[SET TASK]
In the passage about Oliver Stone's film, what title did The Times give its article?

[PASSAGE GIVEN]
<<<<
Oliver Stone, Film, and Memory
"Notwithstanding Oliver Stone’s recent description of prestigious Warner Bros. as an organization of "cocksucker vampires," it does seem that the lavish bankrolling of a studio film supporting the four-shots-from-the-grassy-knoll theory has started a lot of talk. The Times, for example, titled [their] article "Substance and Style Criticized in J.F.K.," when neither the style nor the substance of Stone’s film had yet been viewed by anybody. The Washington Post and Time, twin pillars of credibility, have been poo-pooing Stone’s assassination theory with uncharacteristic fervor for months, apparently on the basis of a stolen first-draft script of the film.
In the scenario favored by [the mindset of Stone’s supporters], a public awakened to the possible collusion of the Mafia, the CIA, and even J. Edgar Hoover in the murder of an American President is a public that will march on down to the government and put a stop to this sort of thing. "One purpose of our movie," Stone asseverates in a letter to The Washington Post, "is to see that in at least one instance, history does not repeat itself."
>>>>
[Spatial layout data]
<<<<
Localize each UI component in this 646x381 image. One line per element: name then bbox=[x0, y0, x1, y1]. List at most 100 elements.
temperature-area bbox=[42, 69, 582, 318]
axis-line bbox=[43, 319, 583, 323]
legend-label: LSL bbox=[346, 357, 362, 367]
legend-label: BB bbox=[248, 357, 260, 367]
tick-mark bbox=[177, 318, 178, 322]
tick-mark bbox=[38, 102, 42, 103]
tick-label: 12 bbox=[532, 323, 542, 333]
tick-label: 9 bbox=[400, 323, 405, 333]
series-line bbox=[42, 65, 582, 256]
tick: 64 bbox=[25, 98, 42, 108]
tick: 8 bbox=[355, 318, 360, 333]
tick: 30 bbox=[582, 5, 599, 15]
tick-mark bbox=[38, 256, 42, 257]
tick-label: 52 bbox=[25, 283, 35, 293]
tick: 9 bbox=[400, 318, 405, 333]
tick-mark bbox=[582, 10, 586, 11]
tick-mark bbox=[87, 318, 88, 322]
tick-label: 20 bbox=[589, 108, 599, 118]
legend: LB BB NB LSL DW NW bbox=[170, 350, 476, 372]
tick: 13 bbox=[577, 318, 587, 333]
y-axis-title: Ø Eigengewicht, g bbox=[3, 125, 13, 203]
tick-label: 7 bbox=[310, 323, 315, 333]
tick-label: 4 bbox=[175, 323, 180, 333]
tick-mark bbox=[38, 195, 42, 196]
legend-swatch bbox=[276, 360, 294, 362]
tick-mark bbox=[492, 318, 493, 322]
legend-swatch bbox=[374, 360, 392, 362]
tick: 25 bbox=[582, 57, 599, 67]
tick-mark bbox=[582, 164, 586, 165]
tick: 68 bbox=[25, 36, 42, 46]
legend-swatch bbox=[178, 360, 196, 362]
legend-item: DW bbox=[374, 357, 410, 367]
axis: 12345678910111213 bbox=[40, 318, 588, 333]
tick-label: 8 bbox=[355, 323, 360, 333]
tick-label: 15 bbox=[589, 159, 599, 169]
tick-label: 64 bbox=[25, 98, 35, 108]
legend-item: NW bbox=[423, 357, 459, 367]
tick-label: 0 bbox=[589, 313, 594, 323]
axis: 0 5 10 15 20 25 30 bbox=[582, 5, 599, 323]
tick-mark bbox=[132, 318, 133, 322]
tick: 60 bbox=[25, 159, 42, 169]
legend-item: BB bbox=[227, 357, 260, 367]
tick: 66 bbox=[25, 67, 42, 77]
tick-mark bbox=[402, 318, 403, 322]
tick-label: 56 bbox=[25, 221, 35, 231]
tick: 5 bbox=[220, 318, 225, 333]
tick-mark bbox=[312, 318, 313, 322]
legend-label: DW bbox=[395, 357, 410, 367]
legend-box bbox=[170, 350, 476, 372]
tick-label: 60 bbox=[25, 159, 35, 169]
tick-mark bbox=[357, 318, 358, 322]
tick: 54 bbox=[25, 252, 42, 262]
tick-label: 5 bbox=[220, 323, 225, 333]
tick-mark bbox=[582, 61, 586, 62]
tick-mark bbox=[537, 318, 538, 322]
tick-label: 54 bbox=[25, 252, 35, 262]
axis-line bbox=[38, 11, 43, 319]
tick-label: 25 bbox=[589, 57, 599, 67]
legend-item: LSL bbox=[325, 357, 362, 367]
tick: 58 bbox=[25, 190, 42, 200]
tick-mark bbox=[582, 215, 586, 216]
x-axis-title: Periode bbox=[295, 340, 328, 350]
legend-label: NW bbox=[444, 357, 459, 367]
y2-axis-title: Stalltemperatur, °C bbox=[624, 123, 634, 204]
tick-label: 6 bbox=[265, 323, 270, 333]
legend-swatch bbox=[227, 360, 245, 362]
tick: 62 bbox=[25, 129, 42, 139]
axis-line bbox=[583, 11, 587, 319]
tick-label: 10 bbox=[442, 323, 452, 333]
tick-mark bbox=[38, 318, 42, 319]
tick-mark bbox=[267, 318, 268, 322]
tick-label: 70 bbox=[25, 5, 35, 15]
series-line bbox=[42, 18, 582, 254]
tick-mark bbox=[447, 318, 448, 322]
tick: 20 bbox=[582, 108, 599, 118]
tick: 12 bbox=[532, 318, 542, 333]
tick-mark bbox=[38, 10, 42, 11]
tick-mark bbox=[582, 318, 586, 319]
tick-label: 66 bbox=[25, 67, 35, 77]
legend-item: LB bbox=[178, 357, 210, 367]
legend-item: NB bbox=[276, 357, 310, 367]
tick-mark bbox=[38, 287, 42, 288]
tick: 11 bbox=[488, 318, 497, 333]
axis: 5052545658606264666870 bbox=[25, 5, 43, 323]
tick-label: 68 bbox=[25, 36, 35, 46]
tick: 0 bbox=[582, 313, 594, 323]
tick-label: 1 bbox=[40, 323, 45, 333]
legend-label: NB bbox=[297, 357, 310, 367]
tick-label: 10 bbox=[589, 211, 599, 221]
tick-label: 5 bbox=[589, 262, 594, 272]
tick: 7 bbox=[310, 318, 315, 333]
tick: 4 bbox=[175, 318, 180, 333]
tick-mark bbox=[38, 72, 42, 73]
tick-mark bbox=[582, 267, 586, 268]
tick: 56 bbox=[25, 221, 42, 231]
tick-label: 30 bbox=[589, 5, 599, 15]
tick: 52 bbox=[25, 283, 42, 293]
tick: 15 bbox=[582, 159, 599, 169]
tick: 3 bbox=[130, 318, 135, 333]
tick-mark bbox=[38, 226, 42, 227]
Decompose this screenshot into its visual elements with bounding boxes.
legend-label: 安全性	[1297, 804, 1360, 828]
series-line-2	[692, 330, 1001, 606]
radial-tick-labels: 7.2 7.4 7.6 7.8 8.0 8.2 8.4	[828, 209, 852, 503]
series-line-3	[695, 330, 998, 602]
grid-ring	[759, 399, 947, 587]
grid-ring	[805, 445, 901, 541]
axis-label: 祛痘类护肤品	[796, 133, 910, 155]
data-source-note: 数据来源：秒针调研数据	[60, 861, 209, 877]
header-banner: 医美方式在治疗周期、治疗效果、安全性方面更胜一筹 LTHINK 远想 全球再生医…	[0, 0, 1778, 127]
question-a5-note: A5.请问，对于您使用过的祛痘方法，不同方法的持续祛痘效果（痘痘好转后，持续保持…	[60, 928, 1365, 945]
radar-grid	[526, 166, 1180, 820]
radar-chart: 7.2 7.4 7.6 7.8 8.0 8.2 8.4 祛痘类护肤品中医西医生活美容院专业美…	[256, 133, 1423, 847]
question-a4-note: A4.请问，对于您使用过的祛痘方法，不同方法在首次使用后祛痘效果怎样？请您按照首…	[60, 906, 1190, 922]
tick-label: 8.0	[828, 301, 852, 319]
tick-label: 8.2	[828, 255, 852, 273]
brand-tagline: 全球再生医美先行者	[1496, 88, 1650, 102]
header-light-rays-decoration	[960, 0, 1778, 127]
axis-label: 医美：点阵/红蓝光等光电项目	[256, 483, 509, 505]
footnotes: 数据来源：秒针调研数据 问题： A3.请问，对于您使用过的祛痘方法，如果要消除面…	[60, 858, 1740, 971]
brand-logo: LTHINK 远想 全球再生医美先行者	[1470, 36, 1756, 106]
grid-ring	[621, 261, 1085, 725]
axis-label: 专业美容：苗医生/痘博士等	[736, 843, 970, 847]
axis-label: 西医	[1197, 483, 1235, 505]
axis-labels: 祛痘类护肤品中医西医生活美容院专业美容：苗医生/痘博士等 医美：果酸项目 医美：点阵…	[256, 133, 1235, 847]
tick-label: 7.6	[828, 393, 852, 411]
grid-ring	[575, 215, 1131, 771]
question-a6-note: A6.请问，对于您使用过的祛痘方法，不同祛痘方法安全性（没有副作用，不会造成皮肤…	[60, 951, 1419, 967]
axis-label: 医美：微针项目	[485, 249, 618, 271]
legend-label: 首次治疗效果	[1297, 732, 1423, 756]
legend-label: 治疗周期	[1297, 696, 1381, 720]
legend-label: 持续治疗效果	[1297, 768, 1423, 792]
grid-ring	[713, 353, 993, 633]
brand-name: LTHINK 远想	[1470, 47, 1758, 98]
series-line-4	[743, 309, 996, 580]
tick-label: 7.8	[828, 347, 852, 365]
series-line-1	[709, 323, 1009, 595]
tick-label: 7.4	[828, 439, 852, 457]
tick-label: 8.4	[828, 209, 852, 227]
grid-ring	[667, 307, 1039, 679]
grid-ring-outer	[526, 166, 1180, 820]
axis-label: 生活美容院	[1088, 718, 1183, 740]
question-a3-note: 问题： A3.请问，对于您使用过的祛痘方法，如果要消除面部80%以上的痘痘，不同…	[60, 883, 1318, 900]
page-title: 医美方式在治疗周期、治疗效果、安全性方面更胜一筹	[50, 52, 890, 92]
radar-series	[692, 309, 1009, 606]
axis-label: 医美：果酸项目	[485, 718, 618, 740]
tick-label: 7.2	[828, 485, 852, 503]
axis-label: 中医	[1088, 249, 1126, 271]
>>>>
[COMPLETED EXERCISE]
"Substance and Style Criticized in J.F.K."